Data |
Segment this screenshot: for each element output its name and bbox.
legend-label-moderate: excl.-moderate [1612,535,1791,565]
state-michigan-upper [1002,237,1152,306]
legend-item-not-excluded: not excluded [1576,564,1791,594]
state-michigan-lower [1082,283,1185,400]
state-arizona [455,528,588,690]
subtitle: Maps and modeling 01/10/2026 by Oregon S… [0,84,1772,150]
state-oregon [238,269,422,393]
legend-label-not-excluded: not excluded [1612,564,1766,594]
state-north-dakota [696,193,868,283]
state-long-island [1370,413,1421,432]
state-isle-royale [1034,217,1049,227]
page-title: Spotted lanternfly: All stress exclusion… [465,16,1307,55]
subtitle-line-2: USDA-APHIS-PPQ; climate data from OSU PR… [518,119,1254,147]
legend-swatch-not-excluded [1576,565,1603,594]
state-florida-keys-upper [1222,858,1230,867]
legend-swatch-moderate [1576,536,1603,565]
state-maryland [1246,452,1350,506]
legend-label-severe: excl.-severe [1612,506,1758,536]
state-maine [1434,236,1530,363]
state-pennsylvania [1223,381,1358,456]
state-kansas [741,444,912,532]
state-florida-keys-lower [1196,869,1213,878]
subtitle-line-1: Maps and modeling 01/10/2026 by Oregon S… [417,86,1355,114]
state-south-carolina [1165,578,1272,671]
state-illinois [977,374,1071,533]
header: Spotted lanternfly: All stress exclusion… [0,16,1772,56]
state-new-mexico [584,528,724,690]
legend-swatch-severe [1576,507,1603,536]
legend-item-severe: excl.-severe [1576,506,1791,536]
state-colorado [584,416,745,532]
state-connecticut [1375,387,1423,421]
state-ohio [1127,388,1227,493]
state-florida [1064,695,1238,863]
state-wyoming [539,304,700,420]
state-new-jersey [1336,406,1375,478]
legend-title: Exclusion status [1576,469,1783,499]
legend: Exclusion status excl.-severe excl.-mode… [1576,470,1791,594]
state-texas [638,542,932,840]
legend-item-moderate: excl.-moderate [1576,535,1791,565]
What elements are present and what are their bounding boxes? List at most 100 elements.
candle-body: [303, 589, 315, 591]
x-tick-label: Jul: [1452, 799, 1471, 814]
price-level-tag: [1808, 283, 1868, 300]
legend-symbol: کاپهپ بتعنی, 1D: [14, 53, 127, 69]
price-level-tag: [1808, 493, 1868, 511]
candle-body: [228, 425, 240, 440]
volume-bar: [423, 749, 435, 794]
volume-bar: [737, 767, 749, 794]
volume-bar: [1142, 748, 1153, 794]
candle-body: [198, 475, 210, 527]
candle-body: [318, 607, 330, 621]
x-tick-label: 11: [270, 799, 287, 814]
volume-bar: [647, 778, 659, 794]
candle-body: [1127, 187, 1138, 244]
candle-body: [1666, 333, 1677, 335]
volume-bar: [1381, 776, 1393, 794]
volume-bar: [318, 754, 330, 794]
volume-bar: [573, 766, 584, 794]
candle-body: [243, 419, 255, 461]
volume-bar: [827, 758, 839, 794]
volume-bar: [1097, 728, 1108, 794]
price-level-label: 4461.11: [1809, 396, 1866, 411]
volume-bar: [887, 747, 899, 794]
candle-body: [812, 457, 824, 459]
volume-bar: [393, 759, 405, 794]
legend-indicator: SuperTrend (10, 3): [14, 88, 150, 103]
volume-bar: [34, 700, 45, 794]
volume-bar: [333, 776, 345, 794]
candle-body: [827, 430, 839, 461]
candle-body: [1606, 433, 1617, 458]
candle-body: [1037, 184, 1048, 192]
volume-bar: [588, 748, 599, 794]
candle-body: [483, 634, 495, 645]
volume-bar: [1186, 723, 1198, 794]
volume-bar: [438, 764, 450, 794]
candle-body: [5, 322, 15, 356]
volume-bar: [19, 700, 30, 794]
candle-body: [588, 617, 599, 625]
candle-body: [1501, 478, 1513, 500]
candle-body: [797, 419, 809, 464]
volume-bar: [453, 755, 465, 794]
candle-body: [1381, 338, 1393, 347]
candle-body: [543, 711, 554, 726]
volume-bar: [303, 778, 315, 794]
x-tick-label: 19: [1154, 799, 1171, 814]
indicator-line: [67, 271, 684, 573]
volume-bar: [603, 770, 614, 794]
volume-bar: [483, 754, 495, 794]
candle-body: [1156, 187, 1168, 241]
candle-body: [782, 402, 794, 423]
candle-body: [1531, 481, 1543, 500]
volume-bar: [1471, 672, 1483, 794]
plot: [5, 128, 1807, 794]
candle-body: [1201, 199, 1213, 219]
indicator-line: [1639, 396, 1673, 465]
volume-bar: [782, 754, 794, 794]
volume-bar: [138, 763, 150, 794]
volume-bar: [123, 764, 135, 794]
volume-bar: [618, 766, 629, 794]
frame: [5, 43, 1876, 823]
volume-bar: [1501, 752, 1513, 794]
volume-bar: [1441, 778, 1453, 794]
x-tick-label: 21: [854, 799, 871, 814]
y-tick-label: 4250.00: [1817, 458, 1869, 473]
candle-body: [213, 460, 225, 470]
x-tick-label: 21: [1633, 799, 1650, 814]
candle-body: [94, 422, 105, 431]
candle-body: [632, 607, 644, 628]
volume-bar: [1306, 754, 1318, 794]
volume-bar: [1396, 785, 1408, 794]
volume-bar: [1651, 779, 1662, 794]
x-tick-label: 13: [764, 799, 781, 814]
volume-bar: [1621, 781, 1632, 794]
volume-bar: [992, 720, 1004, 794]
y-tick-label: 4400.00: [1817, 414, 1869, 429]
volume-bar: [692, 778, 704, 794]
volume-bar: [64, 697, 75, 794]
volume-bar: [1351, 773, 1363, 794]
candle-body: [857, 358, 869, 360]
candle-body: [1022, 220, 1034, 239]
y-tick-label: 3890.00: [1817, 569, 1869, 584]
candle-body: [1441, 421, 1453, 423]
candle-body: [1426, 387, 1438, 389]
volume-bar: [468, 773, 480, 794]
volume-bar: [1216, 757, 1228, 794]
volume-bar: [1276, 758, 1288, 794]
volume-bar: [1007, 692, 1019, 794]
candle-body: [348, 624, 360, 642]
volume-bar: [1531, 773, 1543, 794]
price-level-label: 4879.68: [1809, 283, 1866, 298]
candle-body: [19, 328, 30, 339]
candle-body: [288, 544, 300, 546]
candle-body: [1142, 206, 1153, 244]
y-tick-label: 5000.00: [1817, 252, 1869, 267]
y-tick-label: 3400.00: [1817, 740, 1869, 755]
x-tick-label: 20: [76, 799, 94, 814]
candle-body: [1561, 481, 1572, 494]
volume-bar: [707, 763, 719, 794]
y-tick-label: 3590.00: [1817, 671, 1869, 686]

Your task | Could you return all of the material above word for word, with every line in its original order?

Right answer |
Segment this screenshot: for each element output its name and bbox.
legend-label-moderate: excl.-moderate [1612,535,1791,565]
state-michigan-upper [1002,237,1152,306]
legend-item-not-excluded: not excluded [1576,564,1791,594]
state-michigan-lower [1082,283,1185,400]
state-arizona [455,528,588,690]
subtitle: Maps and modeling 01/10/2026 by Oregon S… [0,84,1772,150]
state-oregon [238,269,422,393]
legend-label-not-excluded: not excluded [1612,564,1766,594]
state-north-dakota [696,193,868,283]
state-long-island [1370,413,1421,432]
state-isle-royale [1034,217,1049,227]
page-title: Spotted lanternfly: All stress exclusion… [465,16,1307,55]
subtitle-line-2: USDA-APHIS-PPQ; climate data from OSU PR… [518,119,1254,147]
legend-swatch-not-excluded [1576,565,1603,594]
state-florida-keys-upper [1222,858,1230,867]
legend-swatch-moderate [1576,536,1603,565]
state-maryland [1246,452,1350,506]
legend-label-severe: excl.-severe [1612,506,1758,536]
state-maine [1434,236,1530,363]
state-pennsylvania [1223,381,1358,456]
state-kansas [741,444,912,532]
state-florida-keys-lower [1196,869,1213,878]
subtitle-line-1: Maps and modeling 01/10/2026 by Oregon S… [417,86,1355,114]
state-south-carolina [1165,578,1272,671]
state-illinois [977,374,1071,533]
header: Spotted lanternfly: All stress exclusion… [0,16,1772,56]
state-new-mexico [584,528,724,690]
legend-swatch-severe [1576,507,1603,536]
legend-item-severe: excl.-severe [1576,506,1791,536]
state-colorado [584,416,745,532]
state-connecticut [1375,387,1423,421]
state-ohio [1127,388,1227,493]
state-florida [1064,695,1238,863]
state-wyoming [539,304,700,420]
state-new-jersey [1336,406,1375,478]
legend-title: Exclusion status [1576,469,1783,499]
legend: Exclusion status excl.-severe excl.-mode… [1576,470,1791,594]
state-texas [638,542,932,840]
legend-item-moderate: excl.-moderate [1576,535,1791,565]
What elements are present and what are their bounding boxes? List at most 100 elements.
candle-body: [303, 589, 315, 591]
x-tick-label: Jul: [1452, 799, 1471, 814]
price-level-tag: [1808, 283, 1868, 300]
legend-symbol: کاپهپ بتعنی, 1D: [14, 53, 127, 69]
price-level-tag: [1808, 493, 1868, 511]
candle-body: [228, 425, 240, 440]
volume-bar: [423, 749, 435, 794]
volume-bar: [737, 767, 749, 794]
volume-bar: [1142, 748, 1153, 794]
candle-body: [198, 475, 210, 527]
candle-body: [318, 607, 330, 621]
x-tick-label: 11: [270, 799, 287, 814]
volume-bar: [647, 778, 659, 794]
candle-body: [1127, 187, 1138, 244]
candle-body: [1666, 333, 1677, 335]
volume-bar: [1381, 776, 1393, 794]
volume-bar: [318, 754, 330, 794]
volume-bar: [573, 766, 584, 794]
candle-body: [243, 419, 255, 461]
volume-bar: [827, 758, 839, 794]
volume-bar: [1097, 728, 1108, 794]
price-level-label: 4461.11: [1809, 396, 1866, 411]
volume-bar: [887, 747, 899, 794]
candle-body: [812, 457, 824, 459]
volume-bar: [393, 759, 405, 794]
legend-indicator: SuperTrend (10, 3): [14, 88, 150, 103]
volume-bar: [34, 700, 45, 794]
volume-bar: [333, 776, 345, 794]
candle-body: [827, 430, 839, 461]
candle-body: [1606, 433, 1617, 458]
candle-body: [1037, 184, 1048, 192]
volume-bar: [588, 748, 599, 794]
candle-body: [483, 634, 495, 645]
volume-bar: [1186, 723, 1198, 794]
volume-bar: [438, 764, 450, 794]
candle-body: [5, 322, 15, 356]
volume-bar: [19, 700, 30, 794]
candle-body: [588, 617, 599, 625]
candle-body: [1501, 478, 1513, 500]
candle-body: [797, 419, 809, 464]
volume-bar: [453, 755, 465, 794]
candle-body: [1381, 338, 1393, 347]
candle-body: [543, 711, 554, 726]
volume-bar: [303, 778, 315, 794]
x-tick-label: 19: [1154, 799, 1171, 814]
indicator-line: [67, 271, 684, 573]
volume-bar: [603, 770, 614, 794]
volume-bar: [483, 754, 495, 794]
candle-body: [1156, 187, 1168, 241]
candle-body: [782, 402, 794, 423]
candle-body: [1531, 481, 1543, 500]
volume-bar: [1471, 672, 1483, 794]
plot: [5, 128, 1807, 794]
candle-body: [1201, 199, 1213, 219]
indicator-line: [1639, 396, 1673, 465]
volume-bar: [782, 754, 794, 794]
volume-bar: [138, 763, 150, 794]
volume-bar: [123, 764, 135, 794]
volume-bar: [618, 766, 629, 794]
frame: [5, 43, 1876, 823]
volume-bar: [1501, 752, 1513, 794]
volume-bar: [1441, 778, 1453, 794]
x-tick-label: 21: [854, 799, 871, 814]
y-tick-label: 4250.00: [1817, 458, 1869, 473]
candle-body: [213, 460, 225, 470]
x-tick-label: 21: [1633, 799, 1650, 814]
candle-body: [94, 422, 105, 431]
candle-body: [632, 607, 644, 628]
volume-bar: [1306, 754, 1318, 794]
volume-bar: [1396, 785, 1408, 794]
volume-bar: [1651, 779, 1662, 794]
x-tick-label: 13: [764, 799, 781, 814]
volume-bar: [1621, 781, 1632, 794]
volume-bar: [992, 720, 1004, 794]
y-tick-label: 4400.00: [1817, 414, 1869, 429]
volume-bar: [692, 778, 704, 794]
volume-bar: [64, 697, 75, 794]
volume-bar: [1351, 773, 1363, 794]
candle-body: [857, 358, 869, 360]
candle-body: [1022, 220, 1034, 239]
y-tick-label: 3890.00: [1817, 569, 1869, 584]
candle-body: [1441, 421, 1453, 423]
candle-body: [1426, 387, 1438, 389]
volume-bar: [468, 773, 480, 794]
volume-bar: [1216, 757, 1228, 794]
volume-bar: [1276, 758, 1288, 794]
volume-bar: [1007, 692, 1019, 794]
candle-body: [348, 624, 360, 642]
volume-bar: [1531, 773, 1543, 794]
price-level-label: 4879.68: [1809, 283, 1866, 298]
candle-body: [19, 328, 30, 339]
candle-body: [288, 544, 300, 546]
candle-body: [1142, 206, 1153, 244]
y-tick-label: 5000.00: [1817, 252, 1869, 267]
y-tick-label: 3400.00: [1817, 740, 1869, 755]
x-tick-label: 20: [76, 799, 94, 814]
candle-body: [1561, 481, 1572, 494]
volume-bar: [707, 763, 719, 794]
y-tick-label: 3590.00: [1817, 671, 1869, 686]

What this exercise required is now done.